**WHAT YOU SHOULD DO**
Write out the data below exactly as given, without any of its pictures.

**Records from a collection of figures**
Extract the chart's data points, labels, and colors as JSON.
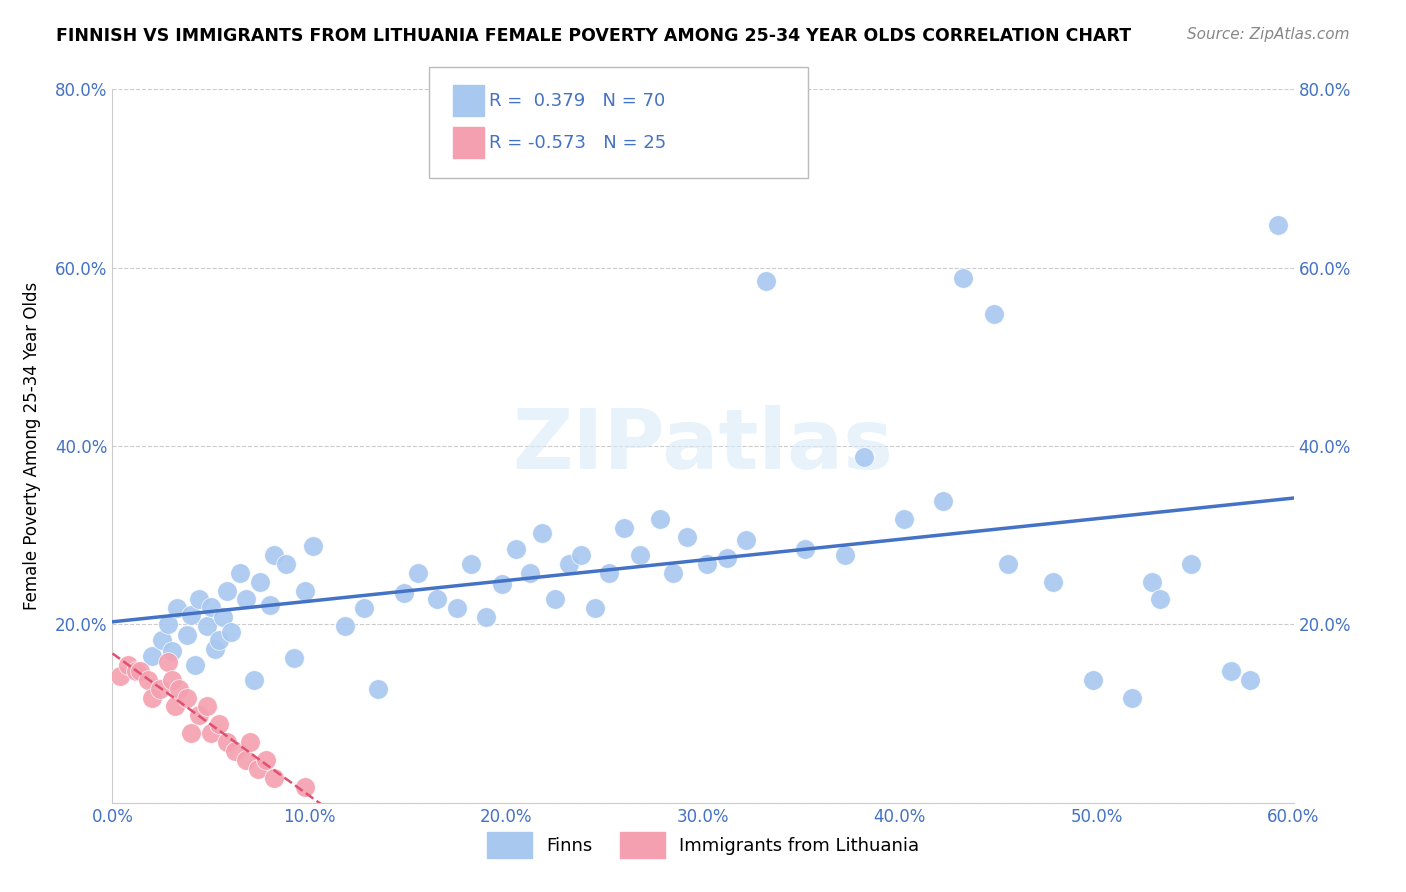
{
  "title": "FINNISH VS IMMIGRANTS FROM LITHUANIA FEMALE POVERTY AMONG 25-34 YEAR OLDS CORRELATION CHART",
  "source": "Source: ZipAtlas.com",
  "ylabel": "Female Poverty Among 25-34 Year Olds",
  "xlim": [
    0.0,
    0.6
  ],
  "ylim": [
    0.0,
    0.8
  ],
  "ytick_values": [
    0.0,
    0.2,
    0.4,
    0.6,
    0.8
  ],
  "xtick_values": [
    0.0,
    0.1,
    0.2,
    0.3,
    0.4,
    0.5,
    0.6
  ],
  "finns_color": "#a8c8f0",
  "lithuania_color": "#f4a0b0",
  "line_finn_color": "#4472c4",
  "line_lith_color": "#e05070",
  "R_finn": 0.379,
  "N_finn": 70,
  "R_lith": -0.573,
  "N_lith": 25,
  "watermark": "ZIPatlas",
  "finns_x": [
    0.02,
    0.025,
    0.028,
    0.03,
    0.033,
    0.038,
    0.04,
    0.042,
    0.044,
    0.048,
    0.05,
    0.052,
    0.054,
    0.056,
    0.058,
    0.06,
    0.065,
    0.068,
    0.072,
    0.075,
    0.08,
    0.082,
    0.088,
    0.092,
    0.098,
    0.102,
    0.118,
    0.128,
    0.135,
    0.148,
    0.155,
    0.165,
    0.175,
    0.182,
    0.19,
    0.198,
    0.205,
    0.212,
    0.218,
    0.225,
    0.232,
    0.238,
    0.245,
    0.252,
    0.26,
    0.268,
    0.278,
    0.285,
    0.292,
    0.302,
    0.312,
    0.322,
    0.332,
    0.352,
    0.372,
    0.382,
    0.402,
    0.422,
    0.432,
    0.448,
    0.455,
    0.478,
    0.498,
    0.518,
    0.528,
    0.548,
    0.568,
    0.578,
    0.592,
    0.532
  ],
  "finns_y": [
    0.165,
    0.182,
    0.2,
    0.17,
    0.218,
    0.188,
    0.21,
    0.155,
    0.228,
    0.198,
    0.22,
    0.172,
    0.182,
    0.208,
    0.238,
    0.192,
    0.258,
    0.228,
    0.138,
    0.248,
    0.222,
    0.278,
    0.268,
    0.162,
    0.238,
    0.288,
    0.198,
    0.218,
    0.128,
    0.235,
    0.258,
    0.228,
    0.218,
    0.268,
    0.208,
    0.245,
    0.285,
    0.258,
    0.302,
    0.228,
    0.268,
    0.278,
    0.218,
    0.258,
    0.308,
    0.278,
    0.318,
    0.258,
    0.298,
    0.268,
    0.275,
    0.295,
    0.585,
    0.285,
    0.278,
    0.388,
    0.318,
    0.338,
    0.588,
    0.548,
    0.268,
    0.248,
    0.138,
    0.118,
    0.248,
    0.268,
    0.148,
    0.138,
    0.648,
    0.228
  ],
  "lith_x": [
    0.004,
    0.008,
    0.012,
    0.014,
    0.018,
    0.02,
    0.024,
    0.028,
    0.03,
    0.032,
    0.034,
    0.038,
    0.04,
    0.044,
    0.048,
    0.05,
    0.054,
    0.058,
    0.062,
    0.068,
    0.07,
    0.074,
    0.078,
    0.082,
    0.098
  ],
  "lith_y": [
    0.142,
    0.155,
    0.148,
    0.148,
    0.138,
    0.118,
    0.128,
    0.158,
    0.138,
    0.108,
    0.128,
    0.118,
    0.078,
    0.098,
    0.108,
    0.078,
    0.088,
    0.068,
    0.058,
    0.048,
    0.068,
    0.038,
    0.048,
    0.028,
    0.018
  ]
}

**REPLY**
Extract the chart's data points, labels, and colors as JSON.
{
  "title": "FINNISH VS IMMIGRANTS FROM LITHUANIA FEMALE POVERTY AMONG 25-34 YEAR OLDS CORRELATION CHART",
  "source": "Source: ZipAtlas.com",
  "ylabel": "Female Poverty Among 25-34 Year Olds",
  "xlim": [
    0.0,
    0.6
  ],
  "ylim": [
    0.0,
    0.8
  ],
  "ytick_values": [
    0.0,
    0.2,
    0.4,
    0.6,
    0.8
  ],
  "xtick_values": [
    0.0,
    0.1,
    0.2,
    0.3,
    0.4,
    0.5,
    0.6
  ],
  "finns_color": "#a8c8f0",
  "lithuania_color": "#f4a0b0",
  "line_finn_color": "#4472c4",
  "line_lith_color": "#e05070",
  "R_finn": 0.379,
  "N_finn": 70,
  "R_lith": -0.573,
  "N_lith": 25,
  "watermark": "ZIPatlas",
  "finns_x": [
    0.02,
    0.025,
    0.028,
    0.03,
    0.033,
    0.038,
    0.04,
    0.042,
    0.044,
    0.048,
    0.05,
    0.052,
    0.054,
    0.056,
    0.058,
    0.06,
    0.065,
    0.068,
    0.072,
    0.075,
    0.08,
    0.082,
    0.088,
    0.092,
    0.098,
    0.102,
    0.118,
    0.128,
    0.135,
    0.148,
    0.155,
    0.165,
    0.175,
    0.182,
    0.19,
    0.198,
    0.205,
    0.212,
    0.218,
    0.225,
    0.232,
    0.238,
    0.245,
    0.252,
    0.26,
    0.268,
    0.278,
    0.285,
    0.292,
    0.302,
    0.312,
    0.322,
    0.332,
    0.352,
    0.372,
    0.382,
    0.402,
    0.422,
    0.432,
    0.448,
    0.455,
    0.478,
    0.498,
    0.518,
    0.528,
    0.548,
    0.568,
    0.578,
    0.592,
    0.532
  ],
  "finns_y": [
    0.165,
    0.182,
    0.2,
    0.17,
    0.218,
    0.188,
    0.21,
    0.155,
    0.228,
    0.198,
    0.22,
    0.172,
    0.182,
    0.208,
    0.238,
    0.192,
    0.258,
    0.228,
    0.138,
    0.248,
    0.222,
    0.278,
    0.268,
    0.162,
    0.238,
    0.288,
    0.198,
    0.218,
    0.128,
    0.235,
    0.258,
    0.228,
    0.218,
    0.268,
    0.208,
    0.245,
    0.285,
    0.258,
    0.302,
    0.228,
    0.268,
    0.278,
    0.218,
    0.258,
    0.308,
    0.278,
    0.318,
    0.258,
    0.298,
    0.268,
    0.275,
    0.295,
    0.585,
    0.285,
    0.278,
    0.388,
    0.318,
    0.338,
    0.588,
    0.548,
    0.268,
    0.248,
    0.138,
    0.118,
    0.248,
    0.268,
    0.148,
    0.138,
    0.648,
    0.228
  ],
  "lith_x": [
    0.004,
    0.008,
    0.012,
    0.014,
    0.018,
    0.02,
    0.024,
    0.028,
    0.03,
    0.032,
    0.034,
    0.038,
    0.04,
    0.044,
    0.048,
    0.05,
    0.054,
    0.058,
    0.062,
    0.068,
    0.07,
    0.074,
    0.078,
    0.082,
    0.098
  ],
  "lith_y": [
    0.142,
    0.155,
    0.148,
    0.148,
    0.138,
    0.118,
    0.128,
    0.158,
    0.138,
    0.108,
    0.128,
    0.118,
    0.078,
    0.098,
    0.108,
    0.078,
    0.088,
    0.068,
    0.058,
    0.048,
    0.068,
    0.038,
    0.048,
    0.028,
    0.018
  ]
}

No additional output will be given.